> _Objective_
Copy each of the following items line for line, without changing anything.
● ● ● ● ● ● ●
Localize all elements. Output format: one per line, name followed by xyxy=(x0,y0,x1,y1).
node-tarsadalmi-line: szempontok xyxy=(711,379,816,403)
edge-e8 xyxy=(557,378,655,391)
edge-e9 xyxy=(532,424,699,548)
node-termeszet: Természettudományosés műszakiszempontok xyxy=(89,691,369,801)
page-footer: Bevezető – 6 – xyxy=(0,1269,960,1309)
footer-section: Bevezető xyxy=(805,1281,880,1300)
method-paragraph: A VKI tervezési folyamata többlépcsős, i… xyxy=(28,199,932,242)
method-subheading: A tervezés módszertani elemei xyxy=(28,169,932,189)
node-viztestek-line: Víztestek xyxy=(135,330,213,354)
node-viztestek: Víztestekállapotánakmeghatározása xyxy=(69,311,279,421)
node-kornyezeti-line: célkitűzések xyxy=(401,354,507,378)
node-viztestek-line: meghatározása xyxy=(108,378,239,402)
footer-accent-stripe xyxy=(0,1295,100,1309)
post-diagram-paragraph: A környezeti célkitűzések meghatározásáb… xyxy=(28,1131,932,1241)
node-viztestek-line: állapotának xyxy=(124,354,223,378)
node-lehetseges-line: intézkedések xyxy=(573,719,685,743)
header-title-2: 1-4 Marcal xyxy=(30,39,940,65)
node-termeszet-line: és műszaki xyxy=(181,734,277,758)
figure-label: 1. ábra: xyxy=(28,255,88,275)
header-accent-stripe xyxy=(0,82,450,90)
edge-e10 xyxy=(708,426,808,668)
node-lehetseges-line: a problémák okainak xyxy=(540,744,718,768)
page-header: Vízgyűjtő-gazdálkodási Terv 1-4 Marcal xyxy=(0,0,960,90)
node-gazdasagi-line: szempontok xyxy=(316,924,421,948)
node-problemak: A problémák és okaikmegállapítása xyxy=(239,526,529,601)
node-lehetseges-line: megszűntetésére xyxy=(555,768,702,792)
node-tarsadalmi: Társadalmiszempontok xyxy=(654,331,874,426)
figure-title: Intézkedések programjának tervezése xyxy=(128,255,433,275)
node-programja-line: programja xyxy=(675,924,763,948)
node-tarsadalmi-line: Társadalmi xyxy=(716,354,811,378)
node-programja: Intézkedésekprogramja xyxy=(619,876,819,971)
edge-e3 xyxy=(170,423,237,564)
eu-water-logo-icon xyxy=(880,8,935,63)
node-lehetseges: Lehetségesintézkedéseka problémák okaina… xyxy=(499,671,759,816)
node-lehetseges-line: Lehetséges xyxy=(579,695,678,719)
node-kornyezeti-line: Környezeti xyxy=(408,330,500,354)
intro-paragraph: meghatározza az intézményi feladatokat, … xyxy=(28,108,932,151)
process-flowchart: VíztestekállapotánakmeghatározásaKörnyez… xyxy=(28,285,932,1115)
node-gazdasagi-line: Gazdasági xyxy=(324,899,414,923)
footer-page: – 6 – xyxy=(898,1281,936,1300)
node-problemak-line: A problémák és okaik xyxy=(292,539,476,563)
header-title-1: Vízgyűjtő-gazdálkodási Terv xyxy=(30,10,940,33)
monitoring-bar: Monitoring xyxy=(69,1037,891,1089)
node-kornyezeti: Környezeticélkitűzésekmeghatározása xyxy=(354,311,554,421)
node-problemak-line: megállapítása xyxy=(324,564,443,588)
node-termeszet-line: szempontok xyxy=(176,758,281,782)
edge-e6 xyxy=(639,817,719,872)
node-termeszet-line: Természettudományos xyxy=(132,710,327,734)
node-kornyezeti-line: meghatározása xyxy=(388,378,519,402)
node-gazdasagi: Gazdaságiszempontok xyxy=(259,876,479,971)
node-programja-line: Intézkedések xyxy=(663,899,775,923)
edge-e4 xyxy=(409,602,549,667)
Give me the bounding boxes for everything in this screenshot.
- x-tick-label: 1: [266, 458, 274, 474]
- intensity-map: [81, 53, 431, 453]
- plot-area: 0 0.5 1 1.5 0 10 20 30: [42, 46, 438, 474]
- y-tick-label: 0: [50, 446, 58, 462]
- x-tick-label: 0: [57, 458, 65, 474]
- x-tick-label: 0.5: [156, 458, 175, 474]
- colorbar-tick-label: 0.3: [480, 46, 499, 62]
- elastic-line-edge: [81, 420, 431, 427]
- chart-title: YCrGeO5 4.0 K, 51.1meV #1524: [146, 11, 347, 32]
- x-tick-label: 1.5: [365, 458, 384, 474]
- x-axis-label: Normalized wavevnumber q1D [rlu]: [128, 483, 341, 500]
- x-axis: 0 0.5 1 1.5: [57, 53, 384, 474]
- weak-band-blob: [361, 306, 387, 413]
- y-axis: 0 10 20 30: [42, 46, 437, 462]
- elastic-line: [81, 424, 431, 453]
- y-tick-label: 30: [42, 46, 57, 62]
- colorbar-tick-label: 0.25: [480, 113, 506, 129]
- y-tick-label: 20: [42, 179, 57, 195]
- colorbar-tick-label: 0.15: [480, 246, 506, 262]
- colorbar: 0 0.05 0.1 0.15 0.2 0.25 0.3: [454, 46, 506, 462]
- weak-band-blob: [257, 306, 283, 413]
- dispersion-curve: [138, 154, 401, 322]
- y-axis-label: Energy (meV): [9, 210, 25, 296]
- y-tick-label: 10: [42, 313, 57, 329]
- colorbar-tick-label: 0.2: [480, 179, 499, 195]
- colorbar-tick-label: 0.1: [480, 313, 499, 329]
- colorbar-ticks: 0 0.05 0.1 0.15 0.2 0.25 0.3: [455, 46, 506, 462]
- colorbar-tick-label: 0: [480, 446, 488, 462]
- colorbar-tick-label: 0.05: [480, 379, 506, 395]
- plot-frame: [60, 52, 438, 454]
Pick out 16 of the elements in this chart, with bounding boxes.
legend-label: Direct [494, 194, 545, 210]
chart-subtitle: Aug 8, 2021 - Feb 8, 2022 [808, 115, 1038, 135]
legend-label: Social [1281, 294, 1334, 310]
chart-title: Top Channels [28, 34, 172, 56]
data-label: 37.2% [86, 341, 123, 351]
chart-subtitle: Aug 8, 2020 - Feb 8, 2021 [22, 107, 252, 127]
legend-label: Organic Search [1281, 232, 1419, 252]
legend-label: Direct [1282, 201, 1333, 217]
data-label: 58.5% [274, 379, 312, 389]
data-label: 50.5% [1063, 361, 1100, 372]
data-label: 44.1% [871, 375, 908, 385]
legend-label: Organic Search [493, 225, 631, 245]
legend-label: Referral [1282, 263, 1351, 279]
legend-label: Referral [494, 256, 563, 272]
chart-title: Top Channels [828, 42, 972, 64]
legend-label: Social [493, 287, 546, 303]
● ● ● ● ● ● ●
> _Task response_
Localize all elements. Output format: one per line, name followed by xyxy=(x0,y0,x1,y1).
node-tarsadalmi-line: szempontok xyxy=(711,379,816,403)
edge-e8 xyxy=(557,378,655,391)
edge-e9 xyxy=(532,424,699,548)
node-termeszet: Természettudományosés műszakiszempontok xyxy=(89,691,369,801)
page-footer: Bevezető – 6 – xyxy=(0,1269,960,1309)
footer-section: Bevezető xyxy=(805,1281,880,1300)
method-paragraph: A VKI tervezési folyamata többlépcsős, i… xyxy=(28,199,932,242)
method-subheading: A tervezés módszertani elemei xyxy=(28,169,932,189)
node-viztestek-line: Víztestek xyxy=(135,330,213,354)
node-viztestek: Víztestekállapotánakmeghatározása xyxy=(69,311,279,421)
node-kornyezeti-line: célkitűzések xyxy=(401,354,507,378)
node-viztestek-line: meghatározása xyxy=(108,378,239,402)
footer-accent-stripe xyxy=(0,1295,100,1309)
post-diagram-paragraph: A környezeti célkitűzések meghatározásáb… xyxy=(28,1131,932,1241)
node-viztestek-line: állapotának xyxy=(124,354,223,378)
node-lehetseges-line: intézkedések xyxy=(573,719,685,743)
header-title-2: 1-4 Marcal xyxy=(30,39,940,65)
node-termeszet-line: és műszaki xyxy=(181,734,277,758)
figure-label: 1. ábra: xyxy=(28,255,88,275)
header-accent-stripe xyxy=(0,82,450,90)
edge-e10 xyxy=(708,426,808,668)
node-lehetseges-line: a problémák okainak xyxy=(540,744,718,768)
page-header: Vízgyűjtő-gazdálkodási Terv 1-4 Marcal xyxy=(0,0,960,90)
node-gazdasagi-line: szempontok xyxy=(316,924,421,948)
node-problemak: A problémák és okaikmegállapítása xyxy=(239,526,529,601)
node-lehetseges-line: megszűntetésére xyxy=(555,768,702,792)
node-tarsadalmi: Társadalmiszempontok xyxy=(654,331,874,426)
figure-title: Intézkedések programjának tervezése xyxy=(128,255,433,275)
node-programja-line: programja xyxy=(675,924,763,948)
node-tarsadalmi-line: Társadalmi xyxy=(716,354,811,378)
node-programja: Intézkedésekprogramja xyxy=(619,876,819,971)
edge-e3 xyxy=(170,423,237,564)
eu-water-logo-icon xyxy=(880,8,935,63)
node-lehetseges: Lehetségesintézkedéseka problémák okaina… xyxy=(499,671,759,816)
node-lehetseges-line: Lehetséges xyxy=(579,695,678,719)
node-kornyezeti-line: Környezeti xyxy=(408,330,500,354)
intro-paragraph: meghatározza az intézményi feladatokat, … xyxy=(28,108,932,151)
process-flowchart: VíztestekállapotánakmeghatározásaKörnyez… xyxy=(28,285,932,1115)
node-gazdasagi-line: Gazdasági xyxy=(324,899,414,923)
footer-page: – 6 – xyxy=(898,1281,936,1300)
node-problemak-line: A problémák és okaik xyxy=(292,539,476,563)
header-title-1: Vízgyűjtő-gazdálkodási Terv xyxy=(30,10,940,33)
monitoring-bar: Monitoring xyxy=(69,1037,891,1089)
node-kornyezeti: Környezeticélkitűzésekmeghatározása xyxy=(354,311,554,421)
node-problemak-line: megállapítása xyxy=(324,564,443,588)
node-termeszet-line: szempontok xyxy=(176,758,281,782)
edge-e6 xyxy=(639,817,719,872)
node-termeszet-line: Természettudományos xyxy=(132,710,327,734)
node-kornyezeti-line: meghatározása xyxy=(388,378,519,402)
node-gazdasagi: Gazdaságiszempontok xyxy=(259,876,479,971)
node-programja-line: Intézkedések xyxy=(663,899,775,923)
edge-e4 xyxy=(409,602,549,667)
Give me the bounding boxes for everything in this screenshot.
- x-tick-label: 1: [266, 458, 274, 474]
- intensity-map: [81, 53, 431, 453]
- plot-area: 0 0.5 1 1.5 0 10 20 30: [42, 46, 438, 474]
- y-tick-label: 0: [50, 446, 58, 462]
- x-tick-label: 0: [57, 458, 65, 474]
- x-tick-label: 0.5: [156, 458, 175, 474]
- colorbar-tick-label: 0.3: [480, 46, 499, 62]
- elastic-line-edge: [81, 420, 431, 427]
- chart-title: YCrGeO5 4.0 K, 51.1meV #1524: [146, 11, 347, 32]
- x-tick-label: 1.5: [365, 458, 384, 474]
- x-axis-label: Normalized wavevnumber q1D [rlu]: [128, 483, 341, 500]
- x-axis: 0 0.5 1 1.5: [57, 53, 384, 474]
- weak-band-blob: [361, 306, 387, 413]
- y-axis: 0 10 20 30: [42, 46, 437, 462]
- elastic-line: [81, 424, 431, 453]
- y-tick-label: 30: [42, 46, 57, 62]
- colorbar-tick-label: 0.25: [480, 113, 506, 129]
- y-tick-label: 20: [42, 179, 57, 195]
- colorbar-tick-label: 0.15: [480, 246, 506, 262]
- colorbar: 0 0.05 0.1 0.15 0.2 0.25 0.3: [454, 46, 506, 462]
- weak-band-blob: [257, 306, 283, 413]
- dispersion-curve: [138, 154, 401, 322]
- y-axis-label: Energy (meV): [9, 210, 25, 296]
- y-tick-label: 10: [42, 313, 57, 329]
- colorbar-tick-label: 0.2: [480, 179, 499, 195]
- colorbar-tick-label: 0.1: [480, 313, 499, 329]
- colorbar-ticks: 0 0.05 0.1 0.15 0.2 0.25 0.3: [455, 46, 506, 462]
- colorbar-tick-label: 0: [480, 446, 488, 462]
- colorbar-tick-label: 0.05: [480, 379, 506, 395]
- plot-frame: [60, 52, 438, 454]
Pick out 16 of the elements in this chart, with bounding boxes.
legend-label: Direct [494, 194, 545, 210]
chart-subtitle: Aug 8, 2021 - Feb 8, 2022 [808, 115, 1038, 135]
legend-label: Social [1281, 294, 1334, 310]
chart-title: Top Channels [28, 34, 172, 56]
data-label: 37.2% [86, 341, 123, 351]
chart-subtitle: Aug 8, 2020 - Feb 8, 2021 [22, 107, 252, 127]
legend-label: Organic Search [1281, 232, 1419, 252]
legend-label: Direct [1282, 201, 1333, 217]
data-label: 58.5% [274, 379, 312, 389]
data-label: 50.5% [1063, 361, 1100, 372]
data-label: 44.1% [871, 375, 908, 385]
legend-label: Organic Search [493, 225, 631, 245]
legend-label: Referral [1282, 263, 1351, 279]
legend-label: Referral [494, 256, 563, 272]
chart-title: Top Channels [828, 42, 972, 64]
legend-label: Social [493, 287, 546, 303]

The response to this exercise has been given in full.